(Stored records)
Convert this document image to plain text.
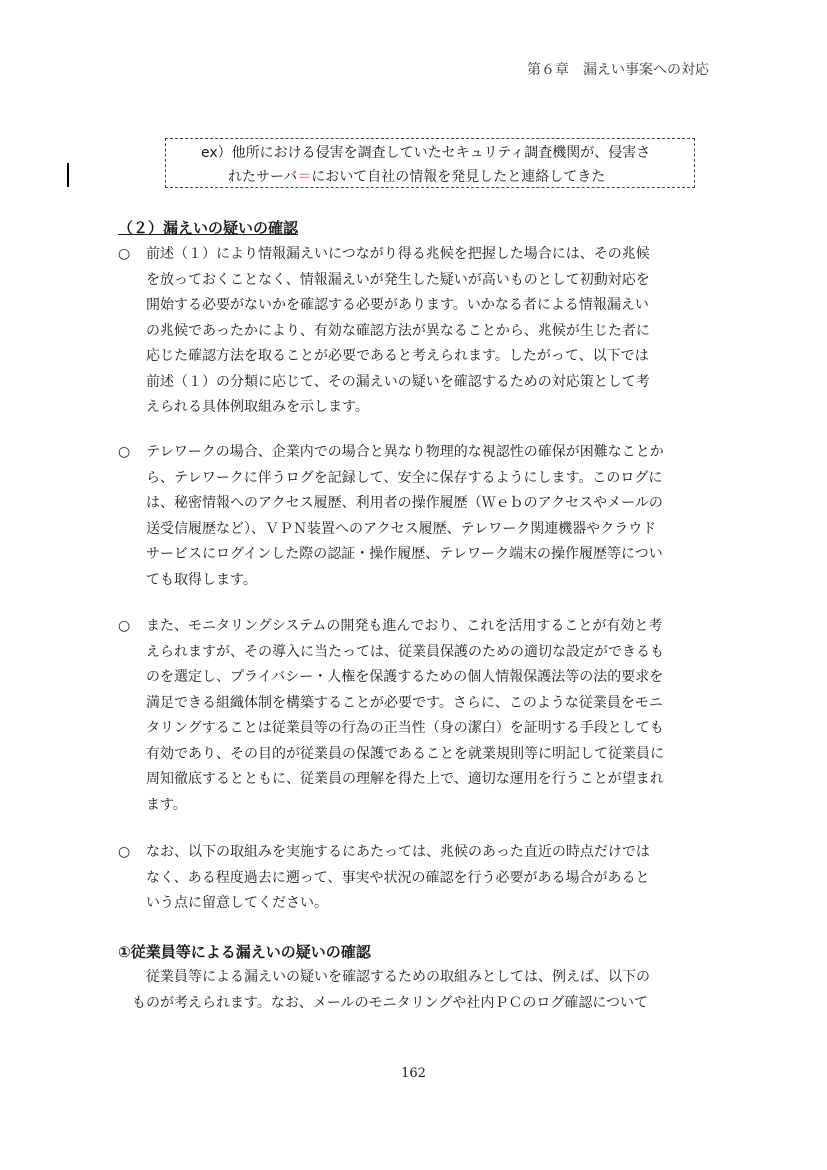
第６章　漏えい事案への対応
ex）他所における侵害を調査していたセキュリティ調査機関が、侵害さ
れたサーバ＝において自社の情報を発見したと連絡してきた
（２）漏えいの疑いの確認
○	前述（１）により情報漏えいにつながり得る兆候を把握した場合には、その兆候
を放っておくことなく、情報漏えいが発生した疑いが高いものとして初動対応を
開始する必要がないかを確認する必要があります。いかなる者による情報漏えい
の兆候であったかにより、有効な確認方法が異なることから、兆候が生じた者に
応じた確認方法を取ることが必要であると考えられます。したがって、以下では
前述（１）の分類に応じて、その漏えいの疑いを確認するための対応策として考
えられる具体例取組みを示します。
○	テレワークの場合、企業内での場合と異なり物理的な視認性の確保が困難なことか
ら、テレワークに伴うログを記録して、安全に保存するようにします。このログに
は、秘密情報へのアクセス履歴、利用者の操作履歴（Ｗｅｂのアクセスやメールの
送受信履歴など）、ＶＰＮ装置へのアクセス履歴、テレワーク関連機器やクラウド
サービスにログインした際の認証・操作履歴、テレワーク端末の操作履歴等につい
ても取得します。
○	また、モニタリングシステムの開発も進んでおり、これを活用することが有効と考
えられますが、その導入に当たっては、従業員保護のための適切な設定ができるも
のを選定し、プライバシー・人権を保護するための個人情報保護法等の法的要求を
満足できる組織体制を構築することが必要です。さらに、このような従業員をモニ
タリングすることは従業員等の行為の正当性（身の潔白）を証明する手段としても
有効であり、その目的が従業員の保護であることを就業規則等に明記して従業員に
周知徹底するとともに、従業員の理解を得た上で、適切な運用を行うことが望まれ
ます。
○	なお、以下の取組みを実施するにあたっては、兆候のあった直近の時点だけでは
なく、ある程度過去に遡って、事実や状況の確認を行う必要がある場合があると
いう点に留意してください。
①従業員等による漏えいの疑いの確認
従業員等による漏えいの疑いを確認するための取組みとしては、例えば、以下の
ものが考えられます。なお、メールのモニタリングや社内ＰＣのログ確認について
162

* **Task goal**:
Transcribe all of the material exactly, leaving out whatever pictures it contains.

* **Response to the exercise**:
Convert this document image to plain text.
第６章　漏えい事案への対応
ex）他所における侵害を調査していたセキュリティ調査機関が、侵害さ
れたサーバ＝において自社の情報を発見したと連絡してきた
（２）漏えいの疑いの確認
○	前述（１）により情報漏えいにつながり得る兆候を把握した場合には、その兆候
を放っておくことなく、情報漏えいが発生した疑いが高いものとして初動対応を
開始する必要がないかを確認する必要があります。いかなる者による情報漏えい
の兆候であったかにより、有効な確認方法が異なることから、兆候が生じた者に
応じた確認方法を取ることが必要であると考えられます。したがって、以下では
前述（１）の分類に応じて、その漏えいの疑いを確認するための対応策として考
えられる具体例取組みを示します。
○	テレワークの場合、企業内での場合と異なり物理的な視認性の確保が困難なことか
ら、テレワークに伴うログを記録して、安全に保存するようにします。このログに
は、秘密情報へのアクセス履歴、利用者の操作履歴（Ｗｅｂのアクセスやメールの
送受信履歴など）、ＶＰＮ装置へのアクセス履歴、テレワーク関連機器やクラウド
サービスにログインした際の認証・操作履歴、テレワーク端末の操作履歴等につい
ても取得します。
○	また、モニタリングシステムの開発も進んでおり、これを活用することが有効と考
えられますが、その導入に当たっては、従業員保護のための適切な設定ができるも
のを選定し、プライバシー・人権を保護するための個人情報保護法等の法的要求を
満足できる組織体制を構築することが必要です。さらに、このような従業員をモニ
タリングすることは従業員等の行為の正当性（身の潔白）を証明する手段としても
有効であり、その目的が従業員の保護であることを就業規則等に明記して従業員に
周知徹底するとともに、従業員の理解を得た上で、適切な運用を行うことが望まれ
ます。
○	なお、以下の取組みを実施するにあたっては、兆候のあった直近の時点だけでは
なく、ある程度過去に遡って、事実や状況の確認を行う必要がある場合があると
いう点に留意してください。
①従業員等による漏えいの疑いの確認
従業員等による漏えいの疑いを確認するための取組みとしては、例えば、以下の
ものが考えられます。なお、メールのモニタリングや社内ＰＣのログ確認について
162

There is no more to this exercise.